[Collected data]
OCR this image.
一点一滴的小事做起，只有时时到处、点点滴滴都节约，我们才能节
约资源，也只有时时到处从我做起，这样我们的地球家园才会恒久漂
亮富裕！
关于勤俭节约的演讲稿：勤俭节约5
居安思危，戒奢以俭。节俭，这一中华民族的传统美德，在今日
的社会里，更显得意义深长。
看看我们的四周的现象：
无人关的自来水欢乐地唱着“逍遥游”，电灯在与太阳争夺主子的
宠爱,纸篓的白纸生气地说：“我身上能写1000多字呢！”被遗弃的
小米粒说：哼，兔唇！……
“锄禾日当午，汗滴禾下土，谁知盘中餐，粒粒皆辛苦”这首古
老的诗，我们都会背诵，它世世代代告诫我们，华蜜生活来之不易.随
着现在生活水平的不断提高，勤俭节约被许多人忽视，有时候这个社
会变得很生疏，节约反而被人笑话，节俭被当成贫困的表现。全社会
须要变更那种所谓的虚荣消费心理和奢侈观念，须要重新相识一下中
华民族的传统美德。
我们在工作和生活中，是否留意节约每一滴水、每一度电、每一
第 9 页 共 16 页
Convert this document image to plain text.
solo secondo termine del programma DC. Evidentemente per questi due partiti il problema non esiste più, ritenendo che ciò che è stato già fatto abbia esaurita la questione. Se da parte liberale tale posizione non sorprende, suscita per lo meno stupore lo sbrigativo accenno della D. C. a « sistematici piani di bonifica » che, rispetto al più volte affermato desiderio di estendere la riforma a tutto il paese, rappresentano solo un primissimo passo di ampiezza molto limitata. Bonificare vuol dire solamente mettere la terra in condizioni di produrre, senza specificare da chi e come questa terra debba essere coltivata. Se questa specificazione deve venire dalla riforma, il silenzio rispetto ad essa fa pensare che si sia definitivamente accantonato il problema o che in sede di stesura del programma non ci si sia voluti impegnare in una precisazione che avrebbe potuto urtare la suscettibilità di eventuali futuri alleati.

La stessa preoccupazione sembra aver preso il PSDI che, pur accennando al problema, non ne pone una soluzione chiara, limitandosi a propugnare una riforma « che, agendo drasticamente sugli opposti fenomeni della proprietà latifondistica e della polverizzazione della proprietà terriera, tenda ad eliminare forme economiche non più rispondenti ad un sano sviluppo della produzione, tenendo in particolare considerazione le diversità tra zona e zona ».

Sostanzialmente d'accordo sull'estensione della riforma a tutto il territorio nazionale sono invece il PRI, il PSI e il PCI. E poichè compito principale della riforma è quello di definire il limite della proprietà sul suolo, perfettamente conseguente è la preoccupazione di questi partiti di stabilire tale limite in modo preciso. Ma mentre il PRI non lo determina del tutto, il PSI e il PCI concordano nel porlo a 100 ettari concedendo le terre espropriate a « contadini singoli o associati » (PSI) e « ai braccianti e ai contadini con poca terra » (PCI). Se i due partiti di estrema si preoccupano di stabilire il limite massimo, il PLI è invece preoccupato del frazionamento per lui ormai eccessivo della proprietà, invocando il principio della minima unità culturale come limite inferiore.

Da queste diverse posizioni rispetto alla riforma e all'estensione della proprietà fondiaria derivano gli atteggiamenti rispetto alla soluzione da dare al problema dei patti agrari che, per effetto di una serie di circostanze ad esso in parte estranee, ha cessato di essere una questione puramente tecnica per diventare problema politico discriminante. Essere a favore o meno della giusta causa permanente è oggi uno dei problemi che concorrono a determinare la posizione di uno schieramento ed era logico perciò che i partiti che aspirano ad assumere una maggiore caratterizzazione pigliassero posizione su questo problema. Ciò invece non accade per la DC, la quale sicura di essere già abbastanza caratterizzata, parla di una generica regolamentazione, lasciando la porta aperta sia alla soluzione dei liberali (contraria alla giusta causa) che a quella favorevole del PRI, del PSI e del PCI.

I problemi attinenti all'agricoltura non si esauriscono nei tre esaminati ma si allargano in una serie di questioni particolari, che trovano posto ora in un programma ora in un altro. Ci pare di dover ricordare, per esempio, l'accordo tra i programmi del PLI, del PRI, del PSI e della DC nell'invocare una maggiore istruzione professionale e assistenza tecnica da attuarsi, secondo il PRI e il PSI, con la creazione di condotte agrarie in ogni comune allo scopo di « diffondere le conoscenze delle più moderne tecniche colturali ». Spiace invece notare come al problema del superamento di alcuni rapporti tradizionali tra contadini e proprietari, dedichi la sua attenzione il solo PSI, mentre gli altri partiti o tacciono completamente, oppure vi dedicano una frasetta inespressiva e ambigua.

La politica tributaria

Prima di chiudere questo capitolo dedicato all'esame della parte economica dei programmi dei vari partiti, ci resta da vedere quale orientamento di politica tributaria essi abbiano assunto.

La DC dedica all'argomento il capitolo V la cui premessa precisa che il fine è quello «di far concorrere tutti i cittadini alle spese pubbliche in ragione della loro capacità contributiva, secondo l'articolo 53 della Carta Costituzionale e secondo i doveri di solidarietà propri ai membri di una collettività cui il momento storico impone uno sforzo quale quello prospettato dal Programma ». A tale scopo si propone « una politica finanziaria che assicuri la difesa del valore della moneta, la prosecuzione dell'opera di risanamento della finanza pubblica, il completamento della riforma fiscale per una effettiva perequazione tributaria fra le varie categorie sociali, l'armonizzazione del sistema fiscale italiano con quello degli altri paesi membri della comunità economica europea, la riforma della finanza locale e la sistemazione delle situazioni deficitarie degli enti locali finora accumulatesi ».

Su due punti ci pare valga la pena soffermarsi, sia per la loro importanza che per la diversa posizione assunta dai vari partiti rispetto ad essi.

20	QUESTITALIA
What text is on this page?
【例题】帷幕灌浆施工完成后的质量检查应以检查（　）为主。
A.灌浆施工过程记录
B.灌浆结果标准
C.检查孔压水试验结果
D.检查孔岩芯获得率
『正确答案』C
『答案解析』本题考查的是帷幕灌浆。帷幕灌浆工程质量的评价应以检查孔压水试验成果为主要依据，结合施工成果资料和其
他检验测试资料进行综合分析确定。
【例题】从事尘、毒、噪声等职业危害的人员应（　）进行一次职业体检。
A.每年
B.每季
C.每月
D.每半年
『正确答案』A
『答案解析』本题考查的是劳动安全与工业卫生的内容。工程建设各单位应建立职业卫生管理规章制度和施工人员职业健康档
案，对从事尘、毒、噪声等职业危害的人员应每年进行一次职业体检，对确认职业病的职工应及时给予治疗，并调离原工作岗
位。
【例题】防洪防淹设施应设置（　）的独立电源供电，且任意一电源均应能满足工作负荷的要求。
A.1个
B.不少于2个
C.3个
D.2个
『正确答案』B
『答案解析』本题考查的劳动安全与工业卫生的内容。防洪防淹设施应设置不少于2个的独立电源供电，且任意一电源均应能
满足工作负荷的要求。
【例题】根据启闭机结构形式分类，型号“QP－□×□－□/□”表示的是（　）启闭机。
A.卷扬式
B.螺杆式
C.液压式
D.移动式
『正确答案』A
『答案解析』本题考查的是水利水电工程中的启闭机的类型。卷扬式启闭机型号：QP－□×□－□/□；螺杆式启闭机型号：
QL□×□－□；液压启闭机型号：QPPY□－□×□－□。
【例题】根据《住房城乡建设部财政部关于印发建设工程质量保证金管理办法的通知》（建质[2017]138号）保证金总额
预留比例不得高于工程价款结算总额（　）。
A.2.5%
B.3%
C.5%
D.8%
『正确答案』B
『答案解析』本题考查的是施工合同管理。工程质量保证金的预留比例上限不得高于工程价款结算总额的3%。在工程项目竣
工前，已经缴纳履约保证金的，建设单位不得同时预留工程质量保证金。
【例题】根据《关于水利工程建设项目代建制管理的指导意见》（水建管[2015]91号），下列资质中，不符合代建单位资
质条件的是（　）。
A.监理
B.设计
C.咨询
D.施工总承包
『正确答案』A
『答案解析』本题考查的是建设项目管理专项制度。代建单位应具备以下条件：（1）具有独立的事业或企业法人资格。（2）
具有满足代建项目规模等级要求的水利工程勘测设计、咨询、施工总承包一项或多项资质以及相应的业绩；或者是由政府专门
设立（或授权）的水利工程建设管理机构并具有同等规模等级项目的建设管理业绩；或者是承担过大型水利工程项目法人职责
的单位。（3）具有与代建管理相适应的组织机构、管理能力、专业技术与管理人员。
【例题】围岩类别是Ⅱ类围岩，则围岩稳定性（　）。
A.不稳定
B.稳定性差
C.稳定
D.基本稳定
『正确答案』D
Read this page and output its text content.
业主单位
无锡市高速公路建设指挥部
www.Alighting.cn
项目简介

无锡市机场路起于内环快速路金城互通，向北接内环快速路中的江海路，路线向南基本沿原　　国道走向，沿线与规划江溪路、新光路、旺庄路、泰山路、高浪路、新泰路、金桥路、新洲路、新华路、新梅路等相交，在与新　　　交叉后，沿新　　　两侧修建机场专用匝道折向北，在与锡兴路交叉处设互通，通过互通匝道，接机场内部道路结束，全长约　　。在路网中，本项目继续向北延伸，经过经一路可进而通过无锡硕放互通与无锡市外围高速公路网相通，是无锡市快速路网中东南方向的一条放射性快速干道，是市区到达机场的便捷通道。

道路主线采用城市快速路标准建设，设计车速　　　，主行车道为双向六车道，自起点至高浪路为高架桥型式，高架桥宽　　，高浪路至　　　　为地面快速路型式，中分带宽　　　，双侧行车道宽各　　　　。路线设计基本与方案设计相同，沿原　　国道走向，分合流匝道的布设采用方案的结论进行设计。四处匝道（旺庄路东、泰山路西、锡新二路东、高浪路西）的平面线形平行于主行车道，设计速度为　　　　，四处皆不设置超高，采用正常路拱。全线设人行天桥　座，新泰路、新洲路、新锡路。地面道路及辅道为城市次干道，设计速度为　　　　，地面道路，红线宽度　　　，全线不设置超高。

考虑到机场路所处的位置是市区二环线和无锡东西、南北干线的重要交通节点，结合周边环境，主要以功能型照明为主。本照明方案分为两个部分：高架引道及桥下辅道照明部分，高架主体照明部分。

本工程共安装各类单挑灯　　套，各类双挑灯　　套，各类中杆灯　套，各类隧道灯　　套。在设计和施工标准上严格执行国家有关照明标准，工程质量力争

• Work instructions: Tell how many lines include "国道走向". The number is the whole answer.

• Exercise output: 2